# INSTRUCTIONS TO FOLLOW
Report every line in the listing that contains the string "Full".

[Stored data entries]

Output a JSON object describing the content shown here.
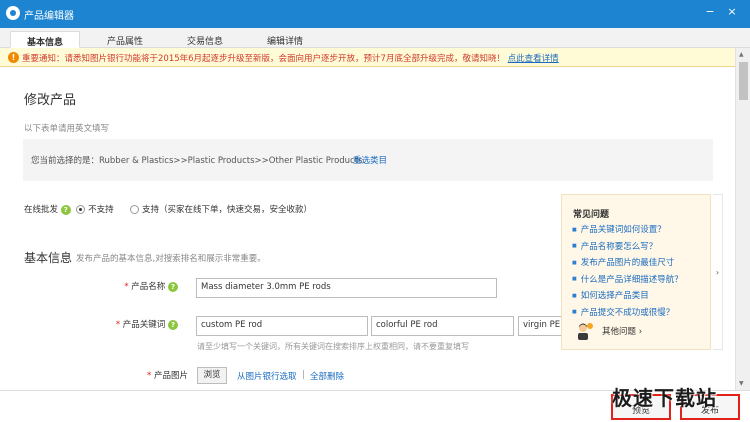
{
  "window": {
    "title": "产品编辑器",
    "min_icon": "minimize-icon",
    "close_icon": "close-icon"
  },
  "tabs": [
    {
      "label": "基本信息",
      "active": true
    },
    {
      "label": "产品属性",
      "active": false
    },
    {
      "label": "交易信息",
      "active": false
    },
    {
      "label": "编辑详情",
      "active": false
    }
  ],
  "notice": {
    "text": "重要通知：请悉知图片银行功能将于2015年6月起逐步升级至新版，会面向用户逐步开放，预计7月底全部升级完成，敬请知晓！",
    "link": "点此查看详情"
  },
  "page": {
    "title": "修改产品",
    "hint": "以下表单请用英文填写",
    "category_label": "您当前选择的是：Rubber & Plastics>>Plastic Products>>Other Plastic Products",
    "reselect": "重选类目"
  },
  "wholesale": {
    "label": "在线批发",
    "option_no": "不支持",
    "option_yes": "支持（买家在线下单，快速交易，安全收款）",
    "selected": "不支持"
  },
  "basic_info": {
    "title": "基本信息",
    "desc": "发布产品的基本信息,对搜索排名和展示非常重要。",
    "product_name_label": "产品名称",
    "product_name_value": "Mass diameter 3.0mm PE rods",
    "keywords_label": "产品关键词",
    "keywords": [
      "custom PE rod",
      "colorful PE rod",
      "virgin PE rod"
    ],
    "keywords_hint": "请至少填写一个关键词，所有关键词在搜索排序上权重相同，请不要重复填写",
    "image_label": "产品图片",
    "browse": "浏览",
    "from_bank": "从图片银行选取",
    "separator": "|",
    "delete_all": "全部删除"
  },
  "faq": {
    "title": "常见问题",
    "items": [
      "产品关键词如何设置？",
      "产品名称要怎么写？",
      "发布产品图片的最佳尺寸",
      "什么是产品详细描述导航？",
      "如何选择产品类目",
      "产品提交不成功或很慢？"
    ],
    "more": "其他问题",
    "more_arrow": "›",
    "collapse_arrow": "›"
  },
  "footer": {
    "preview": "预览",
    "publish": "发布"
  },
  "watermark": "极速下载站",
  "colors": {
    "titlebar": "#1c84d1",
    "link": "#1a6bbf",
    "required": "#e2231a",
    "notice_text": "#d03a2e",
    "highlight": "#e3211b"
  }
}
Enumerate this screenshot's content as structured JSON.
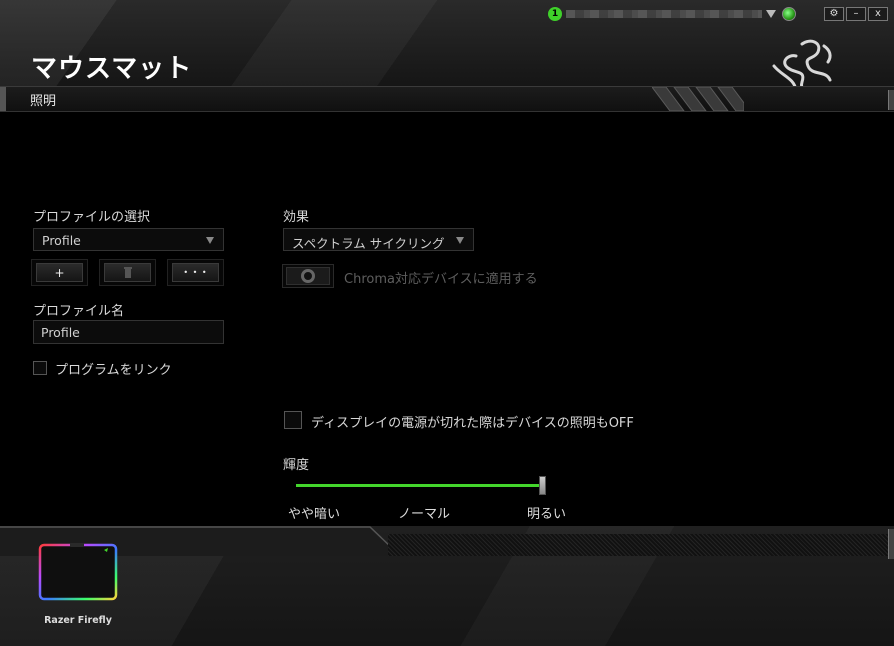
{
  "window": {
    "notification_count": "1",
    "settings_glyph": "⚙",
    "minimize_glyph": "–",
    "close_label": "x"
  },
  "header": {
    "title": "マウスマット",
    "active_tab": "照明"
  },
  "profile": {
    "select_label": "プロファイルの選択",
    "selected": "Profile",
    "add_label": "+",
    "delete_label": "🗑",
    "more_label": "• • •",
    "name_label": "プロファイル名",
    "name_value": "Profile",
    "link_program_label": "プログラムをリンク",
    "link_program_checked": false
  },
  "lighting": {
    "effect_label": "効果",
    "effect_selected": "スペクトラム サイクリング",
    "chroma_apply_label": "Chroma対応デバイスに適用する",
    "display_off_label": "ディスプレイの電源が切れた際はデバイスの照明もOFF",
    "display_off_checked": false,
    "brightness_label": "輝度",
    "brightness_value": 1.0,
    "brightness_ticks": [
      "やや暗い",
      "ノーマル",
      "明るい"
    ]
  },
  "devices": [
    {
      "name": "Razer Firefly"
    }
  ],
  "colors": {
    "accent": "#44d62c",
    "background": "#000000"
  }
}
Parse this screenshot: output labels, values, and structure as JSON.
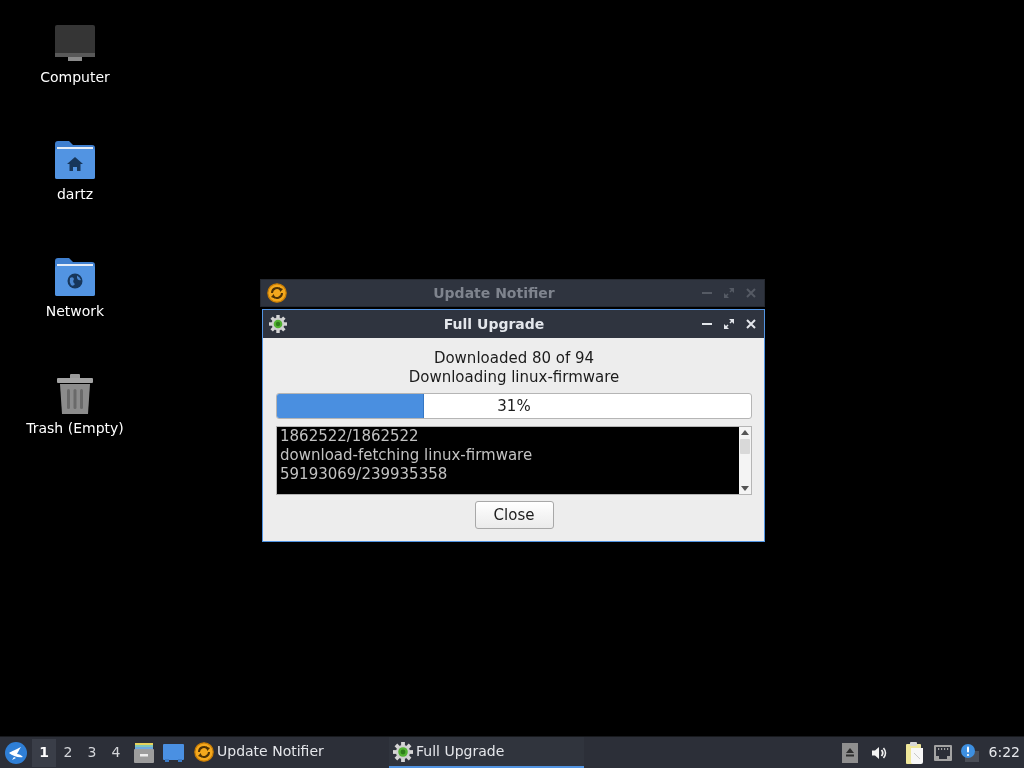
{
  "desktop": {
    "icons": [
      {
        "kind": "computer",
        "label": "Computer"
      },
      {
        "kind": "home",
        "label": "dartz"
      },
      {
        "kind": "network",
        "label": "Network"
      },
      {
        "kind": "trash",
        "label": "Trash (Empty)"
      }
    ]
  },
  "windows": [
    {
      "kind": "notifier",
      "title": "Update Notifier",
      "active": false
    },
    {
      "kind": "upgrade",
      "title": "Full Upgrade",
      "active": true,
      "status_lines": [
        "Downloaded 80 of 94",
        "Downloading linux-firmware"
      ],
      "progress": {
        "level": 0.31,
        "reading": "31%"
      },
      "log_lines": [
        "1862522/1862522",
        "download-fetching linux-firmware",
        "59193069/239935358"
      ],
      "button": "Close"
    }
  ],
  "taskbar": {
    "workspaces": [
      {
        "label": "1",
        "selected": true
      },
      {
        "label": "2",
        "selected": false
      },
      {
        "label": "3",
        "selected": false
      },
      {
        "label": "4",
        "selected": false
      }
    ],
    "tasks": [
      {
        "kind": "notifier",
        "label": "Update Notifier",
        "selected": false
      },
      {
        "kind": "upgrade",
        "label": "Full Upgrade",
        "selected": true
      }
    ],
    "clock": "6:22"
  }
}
---
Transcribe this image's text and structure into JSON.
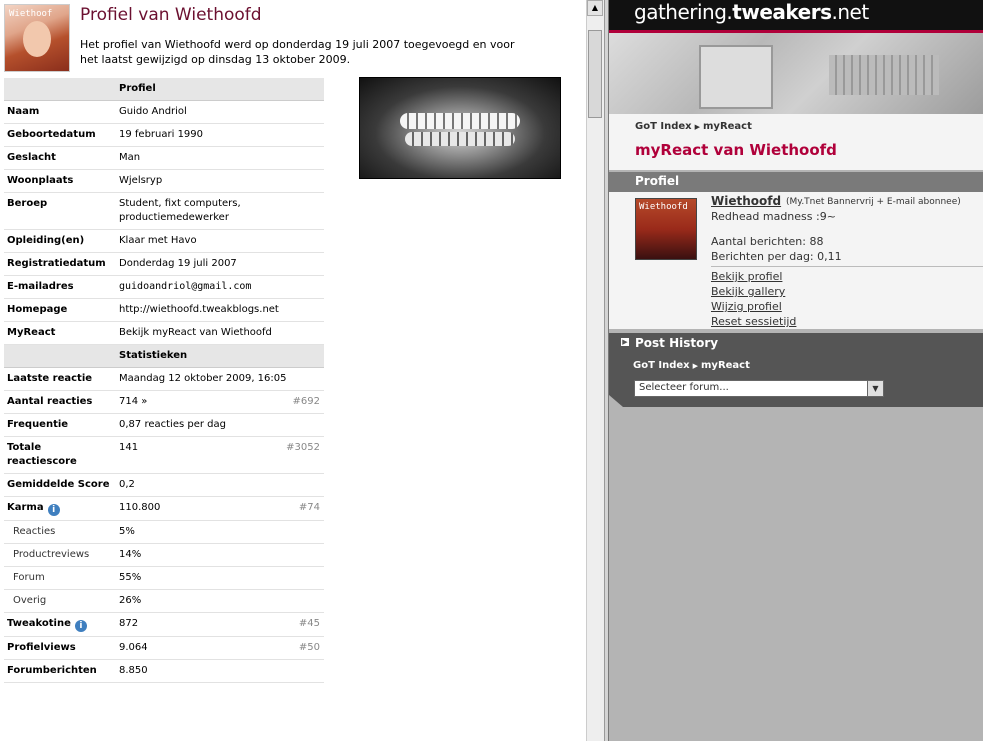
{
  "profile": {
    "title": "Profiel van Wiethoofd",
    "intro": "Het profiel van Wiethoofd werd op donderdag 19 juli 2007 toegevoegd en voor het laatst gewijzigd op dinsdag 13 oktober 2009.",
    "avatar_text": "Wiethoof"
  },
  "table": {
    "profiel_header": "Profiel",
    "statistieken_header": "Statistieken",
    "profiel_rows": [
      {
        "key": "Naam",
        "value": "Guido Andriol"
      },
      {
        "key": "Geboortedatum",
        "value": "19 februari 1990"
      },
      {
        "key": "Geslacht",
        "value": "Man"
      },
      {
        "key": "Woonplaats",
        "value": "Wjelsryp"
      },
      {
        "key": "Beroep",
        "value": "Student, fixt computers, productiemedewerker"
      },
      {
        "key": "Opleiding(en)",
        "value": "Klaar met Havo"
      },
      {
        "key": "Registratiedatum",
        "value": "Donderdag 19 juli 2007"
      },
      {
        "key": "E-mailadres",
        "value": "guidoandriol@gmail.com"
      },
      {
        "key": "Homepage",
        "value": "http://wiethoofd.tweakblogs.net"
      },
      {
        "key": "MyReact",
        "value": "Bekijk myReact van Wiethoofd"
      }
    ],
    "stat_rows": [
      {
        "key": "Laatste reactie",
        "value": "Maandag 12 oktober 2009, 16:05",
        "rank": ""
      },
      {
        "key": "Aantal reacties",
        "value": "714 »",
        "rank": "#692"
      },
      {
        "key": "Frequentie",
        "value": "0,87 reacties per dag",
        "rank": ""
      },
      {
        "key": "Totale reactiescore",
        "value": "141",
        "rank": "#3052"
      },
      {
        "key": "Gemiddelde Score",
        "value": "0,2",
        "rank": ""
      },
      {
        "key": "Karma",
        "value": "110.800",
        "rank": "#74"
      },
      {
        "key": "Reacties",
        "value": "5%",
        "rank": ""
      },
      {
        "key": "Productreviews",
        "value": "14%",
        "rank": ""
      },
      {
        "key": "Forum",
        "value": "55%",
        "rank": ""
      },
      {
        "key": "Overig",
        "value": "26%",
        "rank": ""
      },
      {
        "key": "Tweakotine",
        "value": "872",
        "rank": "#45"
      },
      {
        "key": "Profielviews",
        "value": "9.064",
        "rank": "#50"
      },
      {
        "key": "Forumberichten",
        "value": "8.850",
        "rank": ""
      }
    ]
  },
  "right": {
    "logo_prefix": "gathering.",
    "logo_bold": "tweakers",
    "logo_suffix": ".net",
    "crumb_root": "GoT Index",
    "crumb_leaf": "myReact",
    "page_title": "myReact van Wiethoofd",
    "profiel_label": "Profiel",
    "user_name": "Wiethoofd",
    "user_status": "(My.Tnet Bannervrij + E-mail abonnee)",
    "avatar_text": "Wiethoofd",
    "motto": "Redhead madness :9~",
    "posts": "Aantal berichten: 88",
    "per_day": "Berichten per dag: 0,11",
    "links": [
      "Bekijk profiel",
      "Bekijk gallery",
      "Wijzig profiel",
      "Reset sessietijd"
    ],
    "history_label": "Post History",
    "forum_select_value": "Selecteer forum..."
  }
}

# EXERCISE ANSWER
      "title": "Full Upgrade",
        "label": "Full Upgrade",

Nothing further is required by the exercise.